• **What you are asked to do**
Take the entries below and print all of them exactly, please.
----
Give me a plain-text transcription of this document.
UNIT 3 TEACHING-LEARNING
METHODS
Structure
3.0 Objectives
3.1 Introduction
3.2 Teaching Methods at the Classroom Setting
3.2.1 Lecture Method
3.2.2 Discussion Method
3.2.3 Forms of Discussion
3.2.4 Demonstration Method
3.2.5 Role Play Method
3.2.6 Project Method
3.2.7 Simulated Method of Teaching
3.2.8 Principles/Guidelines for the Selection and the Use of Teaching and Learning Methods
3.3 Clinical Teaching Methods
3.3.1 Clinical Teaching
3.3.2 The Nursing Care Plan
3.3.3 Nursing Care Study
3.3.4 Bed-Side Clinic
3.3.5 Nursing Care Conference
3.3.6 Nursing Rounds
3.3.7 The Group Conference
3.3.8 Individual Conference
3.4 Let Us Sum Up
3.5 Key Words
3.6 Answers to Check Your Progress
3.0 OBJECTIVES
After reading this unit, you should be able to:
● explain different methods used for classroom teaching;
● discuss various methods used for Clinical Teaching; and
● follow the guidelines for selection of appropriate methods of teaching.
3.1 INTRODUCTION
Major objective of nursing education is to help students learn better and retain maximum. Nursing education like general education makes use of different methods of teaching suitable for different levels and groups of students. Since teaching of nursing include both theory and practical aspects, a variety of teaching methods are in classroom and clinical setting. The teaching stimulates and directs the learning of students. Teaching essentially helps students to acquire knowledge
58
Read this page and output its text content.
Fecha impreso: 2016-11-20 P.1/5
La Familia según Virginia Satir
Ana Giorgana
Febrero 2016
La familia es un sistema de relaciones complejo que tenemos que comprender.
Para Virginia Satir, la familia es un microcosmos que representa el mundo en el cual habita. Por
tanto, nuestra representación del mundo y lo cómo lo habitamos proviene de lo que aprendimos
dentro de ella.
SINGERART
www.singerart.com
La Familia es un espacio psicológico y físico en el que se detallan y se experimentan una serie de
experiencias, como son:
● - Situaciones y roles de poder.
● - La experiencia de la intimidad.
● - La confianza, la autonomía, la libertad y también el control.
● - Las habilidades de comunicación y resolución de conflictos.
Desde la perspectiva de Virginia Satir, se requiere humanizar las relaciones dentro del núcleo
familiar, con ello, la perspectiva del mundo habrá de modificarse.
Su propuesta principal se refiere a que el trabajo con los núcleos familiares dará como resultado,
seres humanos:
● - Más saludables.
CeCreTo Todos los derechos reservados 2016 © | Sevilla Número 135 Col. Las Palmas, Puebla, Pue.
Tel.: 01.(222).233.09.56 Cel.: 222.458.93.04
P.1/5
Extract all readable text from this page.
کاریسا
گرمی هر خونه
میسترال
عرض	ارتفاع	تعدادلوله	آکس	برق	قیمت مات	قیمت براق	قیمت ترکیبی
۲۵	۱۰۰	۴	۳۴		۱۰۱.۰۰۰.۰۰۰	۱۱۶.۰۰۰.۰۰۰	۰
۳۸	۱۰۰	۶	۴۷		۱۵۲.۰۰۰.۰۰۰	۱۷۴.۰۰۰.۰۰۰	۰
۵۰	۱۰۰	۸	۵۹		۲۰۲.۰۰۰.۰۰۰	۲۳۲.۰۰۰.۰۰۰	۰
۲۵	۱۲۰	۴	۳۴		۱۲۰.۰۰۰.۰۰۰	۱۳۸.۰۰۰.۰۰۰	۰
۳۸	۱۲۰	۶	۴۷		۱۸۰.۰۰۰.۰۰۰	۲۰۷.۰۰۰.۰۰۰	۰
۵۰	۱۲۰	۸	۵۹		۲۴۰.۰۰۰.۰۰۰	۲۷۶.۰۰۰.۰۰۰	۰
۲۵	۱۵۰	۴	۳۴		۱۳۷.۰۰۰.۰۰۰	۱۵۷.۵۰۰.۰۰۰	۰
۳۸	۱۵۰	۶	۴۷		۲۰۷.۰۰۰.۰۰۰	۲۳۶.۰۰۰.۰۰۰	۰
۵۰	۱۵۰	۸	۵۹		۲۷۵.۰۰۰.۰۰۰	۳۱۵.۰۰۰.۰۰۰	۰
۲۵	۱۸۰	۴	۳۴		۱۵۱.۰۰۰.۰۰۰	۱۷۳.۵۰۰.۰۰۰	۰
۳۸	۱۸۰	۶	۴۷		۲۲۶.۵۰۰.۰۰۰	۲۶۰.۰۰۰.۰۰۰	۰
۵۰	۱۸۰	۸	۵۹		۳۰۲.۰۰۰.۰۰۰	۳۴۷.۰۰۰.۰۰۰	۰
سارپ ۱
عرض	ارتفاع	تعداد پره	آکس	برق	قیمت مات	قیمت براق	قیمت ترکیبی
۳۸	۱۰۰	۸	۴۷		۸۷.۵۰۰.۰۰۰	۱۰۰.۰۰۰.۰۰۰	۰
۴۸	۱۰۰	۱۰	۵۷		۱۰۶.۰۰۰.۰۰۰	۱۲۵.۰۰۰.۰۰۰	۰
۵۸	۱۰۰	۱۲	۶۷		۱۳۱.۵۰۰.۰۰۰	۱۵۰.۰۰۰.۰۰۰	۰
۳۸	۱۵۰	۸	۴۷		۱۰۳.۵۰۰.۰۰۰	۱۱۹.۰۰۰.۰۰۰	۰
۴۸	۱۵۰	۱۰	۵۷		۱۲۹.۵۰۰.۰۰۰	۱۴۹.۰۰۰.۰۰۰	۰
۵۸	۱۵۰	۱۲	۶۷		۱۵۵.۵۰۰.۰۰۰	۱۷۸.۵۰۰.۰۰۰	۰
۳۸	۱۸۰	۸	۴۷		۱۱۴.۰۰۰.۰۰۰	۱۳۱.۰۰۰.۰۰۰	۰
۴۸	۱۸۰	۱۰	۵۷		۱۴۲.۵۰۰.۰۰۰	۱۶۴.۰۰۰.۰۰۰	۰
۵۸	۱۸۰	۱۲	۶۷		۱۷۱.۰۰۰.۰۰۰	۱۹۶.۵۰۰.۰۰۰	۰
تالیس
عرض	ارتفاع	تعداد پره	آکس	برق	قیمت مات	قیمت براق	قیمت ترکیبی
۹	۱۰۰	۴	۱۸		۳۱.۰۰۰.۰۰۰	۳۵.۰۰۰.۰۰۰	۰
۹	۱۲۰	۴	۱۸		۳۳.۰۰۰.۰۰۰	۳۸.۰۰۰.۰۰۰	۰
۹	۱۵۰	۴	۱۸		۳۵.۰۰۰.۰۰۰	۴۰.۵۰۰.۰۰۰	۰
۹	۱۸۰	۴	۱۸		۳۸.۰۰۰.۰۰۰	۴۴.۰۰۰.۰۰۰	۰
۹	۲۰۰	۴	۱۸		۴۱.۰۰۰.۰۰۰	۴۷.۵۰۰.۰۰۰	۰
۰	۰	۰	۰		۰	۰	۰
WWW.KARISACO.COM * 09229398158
----
• **The output**
Give me a plain-text transcription of this document.
UNIT 3 TEACHING-LEARNING
METHODS
Structure
3.0 Objectives
3.1 Introduction
3.2 Teaching Methods at the Classroom Setting
3.2.1 Lecture Method
3.2.2 Discussion Method
3.2.3 Forms of Discussion
3.2.4 Demonstration Method
3.2.5 Role Play Method
3.2.6 Project Method
3.2.7 Simulated Method of Teaching
3.2.8 Principles/Guidelines for the Selection and the Use of Teaching and Learning Methods
3.3 Clinical Teaching Methods
3.3.1 Clinical Teaching
3.3.2 The Nursing Care Plan
3.3.3 Nursing Care Study
3.3.4 Bed-Side Clinic
3.3.5 Nursing Care Conference
3.3.6 Nursing Rounds
3.3.7 The Group Conference
3.3.8 Individual Conference
3.4 Let Us Sum Up
3.5 Key Words
3.6 Answers to Check Your Progress
3.0 OBJECTIVES
After reading this unit, you should be able to:
● explain different methods used for classroom teaching;
● discuss various methods used for Clinical Teaching; and
● follow the guidelines for selection of appropriate methods of teaching.
3.1 INTRODUCTION
Major objective of nursing education is to help students learn better and retain maximum. Nursing education like general education makes use of different methods of teaching suitable for different levels and groups of students. Since teaching of nursing include both theory and practical aspects, a variety of teaching methods are in classroom and clinical setting. The teaching stimulates and directs the learning of students. Teaching essentially helps students to acquire knowledge
58
Read this page and output its text content.
Fecha impreso: 2016-11-20 P.1/5
La Familia según Virginia Satir
Ana Giorgana
Febrero 2016
La familia es un sistema de relaciones complejo que tenemos que comprender.
Para Virginia Satir, la familia es un microcosmos que representa el mundo en el cual habita. Por
tanto, nuestra representación del mundo y lo cómo lo habitamos proviene de lo que aprendimos
dentro de ella.
SINGERART
www.singerart.com
La Familia es un espacio psicológico y físico en el que se detallan y se experimentan una serie de
experiencias, como son:
● - Situaciones y roles de poder.
● - La experiencia de la intimidad.
● - La confianza, la autonomía, la libertad y también el control.
● - Las habilidades de comunicación y resolución de conflictos.
Desde la perspectiva de Virginia Satir, se requiere humanizar las relaciones dentro del núcleo
familiar, con ello, la perspectiva del mundo habrá de modificarse.
Su propuesta principal se refiere a que el trabajo con los núcleos familiares dará como resultado,
seres humanos:
● - Más saludables.
CeCreTo Todos los derechos reservados 2016 © | Sevilla Número 135 Col. Las Palmas, Puebla, Pue.
Tel.: 01.(222).233.09.56 Cel.: 222.458.93.04
P.1/5
Extract all readable text from this page.
کاریسا
گرمی هر خونه
میسترال
عرض	ارتفاع	تعدادلوله	آکس	برق	قیمت مات	قیمت براق	قیمت ترکیبی
۲۵	۱۰۰	۴	۳۴		۱۰۱.۰۰۰.۰۰۰	۱۱۶.۰۰۰.۰۰۰	۰
۳۸	۱۰۰	۶	۴۷		۱۵۲.۰۰۰.۰۰۰	۱۷۴.۰۰۰.۰۰۰	۰
۵۰	۱۰۰	۸	۵۹		۲۰۲.۰۰۰.۰۰۰	۲۳۲.۰۰۰.۰۰۰	۰
۲۵	۱۲۰	۴	۳۴		۱۲۰.۰۰۰.۰۰۰	۱۳۸.۰۰۰.۰۰۰	۰
۳۸	۱۲۰	۶	۴۷		۱۸۰.۰۰۰.۰۰۰	۲۰۷.۰۰۰.۰۰۰	۰
۵۰	۱۲۰	۸	۵۹		۲۴۰.۰۰۰.۰۰۰	۲۷۶.۰۰۰.۰۰۰	۰
۲۵	۱۵۰	۴	۳۴		۱۳۷.۰۰۰.۰۰۰	۱۵۷.۵۰۰.۰۰۰	۰
۳۸	۱۵۰	۶	۴۷		۲۰۷.۰۰۰.۰۰۰	۲۳۶.۰۰۰.۰۰۰	۰
۵۰	۱۵۰	۸	۵۹		۲۷۵.۰۰۰.۰۰۰	۳۱۵.۰۰۰.۰۰۰	۰
۲۵	۱۸۰	۴	۳۴		۱۵۱.۰۰۰.۰۰۰	۱۷۳.۵۰۰.۰۰۰	۰
۳۸	۱۸۰	۶	۴۷		۲۲۶.۵۰۰.۰۰۰	۲۶۰.۰۰۰.۰۰۰	۰
۵۰	۱۸۰	۸	۵۹		۳۰۲.۰۰۰.۰۰۰	۳۴۷.۰۰۰.۰۰۰	۰
سارپ ۱
عرض	ارتفاع	تعداد پره	آکس	برق	قیمت مات	قیمت براق	قیمت ترکیبی
۳۸	۱۰۰	۸	۴۷		۸۷.۵۰۰.۰۰۰	۱۰۰.۰۰۰.۰۰۰	۰
۴۸	۱۰۰	۱۰	۵۷		۱۰۶.۰۰۰.۰۰۰	۱۲۵.۰۰۰.۰۰۰	۰
۵۸	۱۰۰	۱۲	۶۷		۱۳۱.۵۰۰.۰۰۰	۱۵۰.۰۰۰.۰۰۰	۰
۳۸	۱۵۰	۸	۴۷		۱۰۳.۵۰۰.۰۰۰	۱۱۹.۰۰۰.۰۰۰	۰
۴۸	۱۵۰	۱۰	۵۷		۱۲۹.۵۰۰.۰۰۰	۱۴۹.۰۰۰.۰۰۰	۰
۵۸	۱۵۰	۱۲	۶۷		۱۵۵.۵۰۰.۰۰۰	۱۷۸.۵۰۰.۰۰۰	۰
۳۸	۱۸۰	۸	۴۷		۱۱۴.۰۰۰.۰۰۰	۱۳۱.۰۰۰.۰۰۰	۰
۴۸	۱۸۰	۱۰	۵۷		۱۴۲.۵۰۰.۰۰۰	۱۶۴.۰۰۰.۰۰۰	۰
۵۸	۱۸۰	۱۲	۶۷		۱۷۱.۰۰۰.۰۰۰	۱۹۶.۵۰۰.۰۰۰	۰
تالیس
عرض	ارتفاع	تعداد پره	آکس	برق	قیمت مات	قیمت براق	قیمت ترکیبی
۹	۱۰۰	۴	۱۸		۳۱.۰۰۰.۰۰۰	۳۵.۰۰۰.۰۰۰	۰
۹	۱۲۰	۴	۱۸		۳۳.۰۰۰.۰۰۰	۳۸.۰۰۰.۰۰۰	۰
۹	۱۵۰	۴	۱۸		۳۵.۰۰۰.۰۰۰	۴۰.۵۰۰.۰۰۰	۰
۹	۱۸۰	۴	۱۸		۳۸.۰۰۰.۰۰۰	۴۴.۰۰۰.۰۰۰	۰
۹	۲۰۰	۴	۱۸		۴۱.۰۰۰.۰۰۰	۴۷.۵۰۰.۰۰۰	۰
۰	۰	۰	۰		۰	۰	۰
WWW.KARISACO.COM * 09229398158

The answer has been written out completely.